§ Aim of the task:
Retype all the entries word for word, but omit the pictures.

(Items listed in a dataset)
* * * * * * * * *
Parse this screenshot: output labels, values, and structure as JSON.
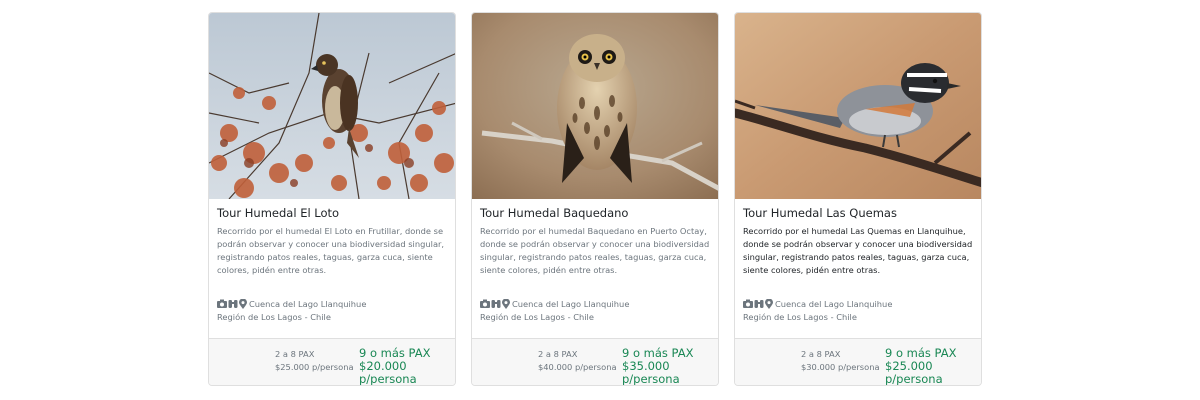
{
  "cards": [
    {
      "title": "Tour Humedal El Loto",
      "description": "Recorrido por el humedal El Loto en Frutillar, donde se podrán observar y conocer una biodiversidad singular, registrando patos reales, taguas, garza cuca, siente colores, pidén entre otras.",
      "location": "Cuenca del Lago Llanquihue",
      "region": "Región de Los Lagos - Chile",
      "tier1_label": "2 a 8 PAX",
      "tier1_price": "$25.000 p/persona",
      "tier2_label": "9 o más PAX",
      "tier2_price": "$20.000 p/persona",
      "image_icon": "hawk-photo"
    },
    {
      "title": "Tour Humedal Baquedano",
      "description": "Recorrido por el humedal Baquedano en Puerto Octay, donde se podrán observar y conocer una biodiversidad singular, registrando patos reales, taguas, garza cuca, siente colores, pidén entre otras.",
      "location": "Cuenca del Lago Llanquihue",
      "region": "Región de Los Lagos - Chile",
      "tier1_label": "2 a 8 PAX",
      "tier1_price": "$40.000 p/persona",
      "tier2_label": "9 o más PAX",
      "tier2_price": "$35.000 p/persona",
      "image_icon": "owl-photo"
    },
    {
      "title": "Tour Humedal Las Quemas",
      "description": "Recorrido por el humedal Las Quemas en Llanquihue, donde se podrán observar y conocer una biodiversidad singular, registrando patos reales, taguas, garza cuca, siente colores, pidén entre otras.",
      "location": "Cuenca del Lago Llanquihue",
      "region": "Región de Los Lagos - Chile",
      "tier1_label": "2 a 8 PAX",
      "tier1_price": "$30.000 p/persona",
      "tier2_label": "9 o más PAX",
      "tier2_price": "$25.000 p/persona",
      "image_icon": "songbird-photo"
    }
  ],
  "meta_icons": [
    "camera-icon",
    "binoculars-icon",
    "map-pin-icon"
  ],
  "colors": {
    "price_green": "#198754",
    "muted_text": "#6c757d",
    "footer_bg": "#f7f7f7"
  }
}
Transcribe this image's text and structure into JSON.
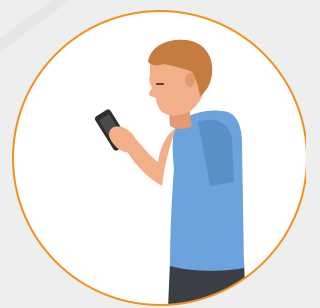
{
  "illustration": {
    "subject": "person-reading-phone",
    "icon": "smartphone-icon",
    "colors": {
      "background": "#eeeeee",
      "circle_fill": "#ffffff",
      "circle_ring": "#f0911e",
      "shirt": "#6ca3dc",
      "shirt_shade": "#5b8fc7",
      "skin": "#f2b08a",
      "skin_shade": "#e39a74",
      "hair": "#c47d3e",
      "pants": "#3a3f45",
      "phone": "#2e2e2e"
    }
  }
}
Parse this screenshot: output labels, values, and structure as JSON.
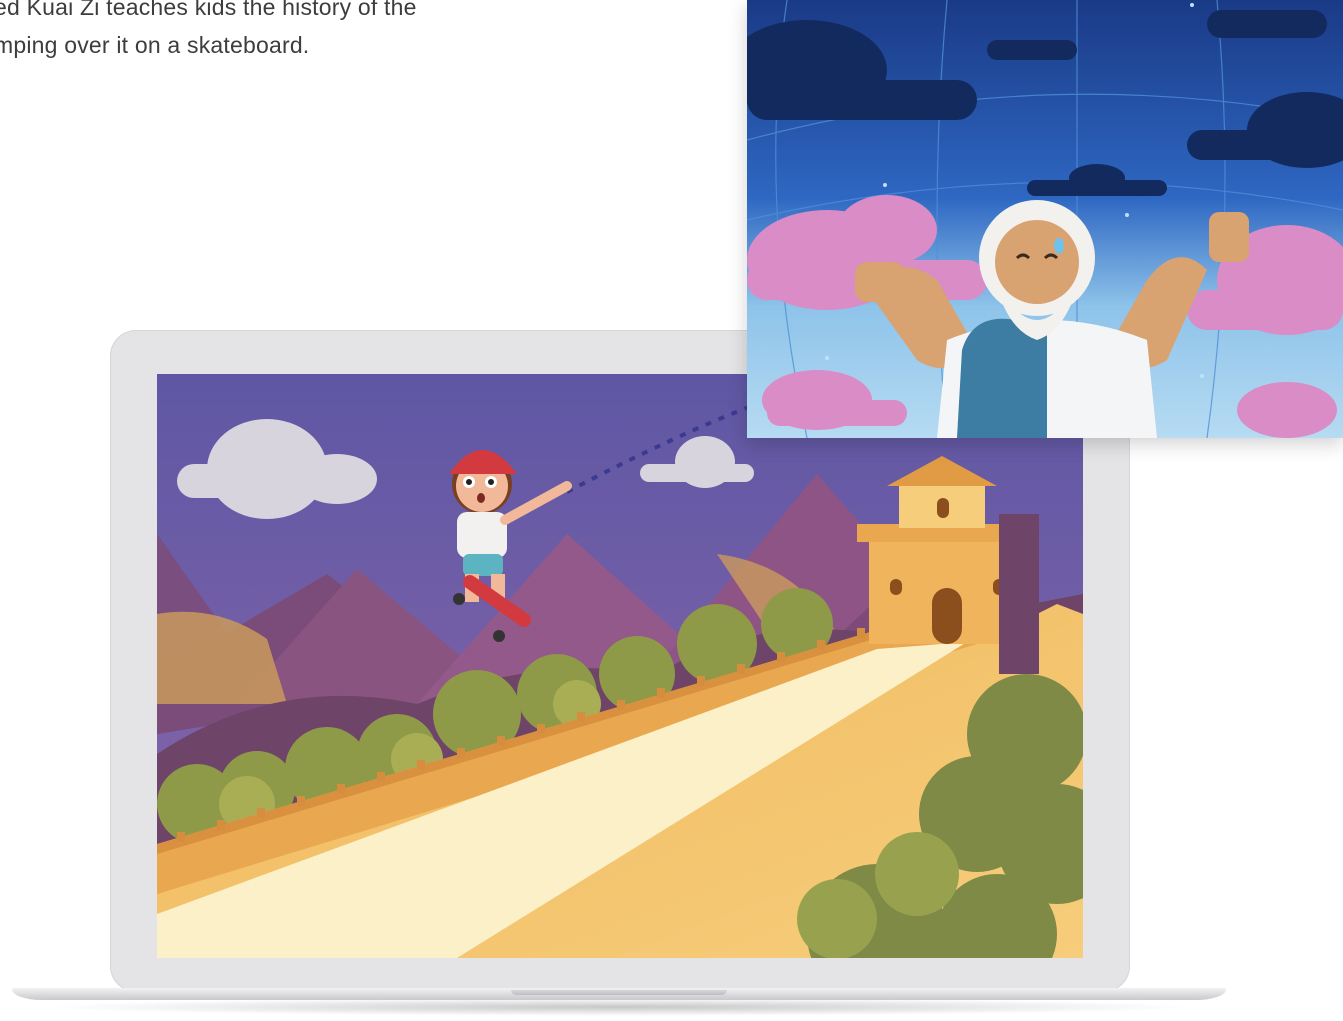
{
  "caption": {
    "line1": "ed Kuai Zi teaches kids the history of the",
    "line2": "mping over it on a skateboard."
  },
  "illustrations": {
    "laptop_scene": "skateboarder-over-great-wall",
    "card_scene": "strong-old-man-in-sky"
  },
  "colors": {
    "sky_purple": "#6a5aa3",
    "wall_yellow": "#f3c46a",
    "card_sky": "#1d3f8a",
    "cloud_pink": "#e08ac4"
  }
}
* * * * * * * * *
§ Written response:
Parse this screenshot: output labels, values, and structure as JSON.
{
  "cards": [
    {
      "title": "Tour Humedal El Loto",
      "description": "Recorrido por el humedal El Loto en Frutillar, donde se podrán observar y conocer una biodiversidad singular, registrando patos reales, taguas, garza cuca, siente colores, pidén entre otras.",
      "location": "Cuenca del Lago Llanquihue",
      "region": "Región de Los Lagos - Chile",
      "tier1_label": "2 a 8 PAX",
      "tier1_price": "$25.000 p/persona",
      "tier2_label": "9 o más PAX",
      "tier2_price": "$20.000 p/persona",
      "image_icon": "hawk-photo"
    },
    {
      "title": "Tour Humedal Baquedano",
      "description": "Recorrido por el humedal Baquedano en Puerto Octay, donde se podrán observar y conocer una biodiversidad singular, registrando patos reales, taguas, garza cuca, siente colores, pidén entre otras.",
      "location": "Cuenca del Lago Llanquihue",
      "region": "Región de Los Lagos - Chile",
      "tier1_label": "2 a 8 PAX",
      "tier1_price": "$40.000 p/persona",
      "tier2_label": "9 o más PAX",
      "tier2_price": "$35.000 p/persona",
      "image_icon": "owl-photo"
    },
    {
      "title": "Tour Humedal Las Quemas",
      "description": "Recorrido por el humedal Las Quemas en Llanquihue, donde se podrán observar y conocer una biodiversidad singular, registrando patos reales, taguas, garza cuca, siente colores, pidén entre otras.",
      "location": "Cuenca del Lago Llanquihue",
      "region": "Región de Los Lagos - Chile",
      "tier1_label": "2 a 8 PAX",
      "tier1_price": "$30.000 p/persona",
      "tier2_label": "9 o más PAX",
      "tier2_price": "$25.000 p/persona",
      "image_icon": "songbird-photo"
    }
  ],
  "meta_icons": [
    "camera-icon",
    "binoculars-icon",
    "map-pin-icon"
  ],
  "colors": {
    "price_green": "#198754",
    "muted_text": "#6c757d",
    "footer_bg": "#f7f7f7"
  }
}
Transcribe this image's text and structure into JSON.
{
  "illustration": {
    "subject": "person-reading-phone",
    "icon": "smartphone-icon",
    "colors": {
      "background": "#eeeeee",
      "circle_fill": "#ffffff",
      "circle_ring": "#f0911e",
      "shirt": "#6ca3dc",
      "shirt_shade": "#5b8fc7",
      "skin": "#f2b08a",
      "skin_shade": "#e39a74",
      "hair": "#c47d3e",
      "pants": "#3a3f45",
      "phone": "#2e2e2e"
    }
  }
}
Parse this screenshot: output labels, values, and structure as JSON.
{
  "caption": {
    "line1": "ed Kuai Zi teaches kids the history of the",
    "line2": "mping over it on a skateboard."
  },
  "illustrations": {
    "laptop_scene": "skateboarder-over-great-wall",
    "card_scene": "strong-old-man-in-sky"
  },
  "colors": {
    "sky_purple": "#6a5aa3",
    "wall_yellow": "#f3c46a",
    "card_sky": "#1d3f8a",
    "cloud_pink": "#e08ac4"
  }
}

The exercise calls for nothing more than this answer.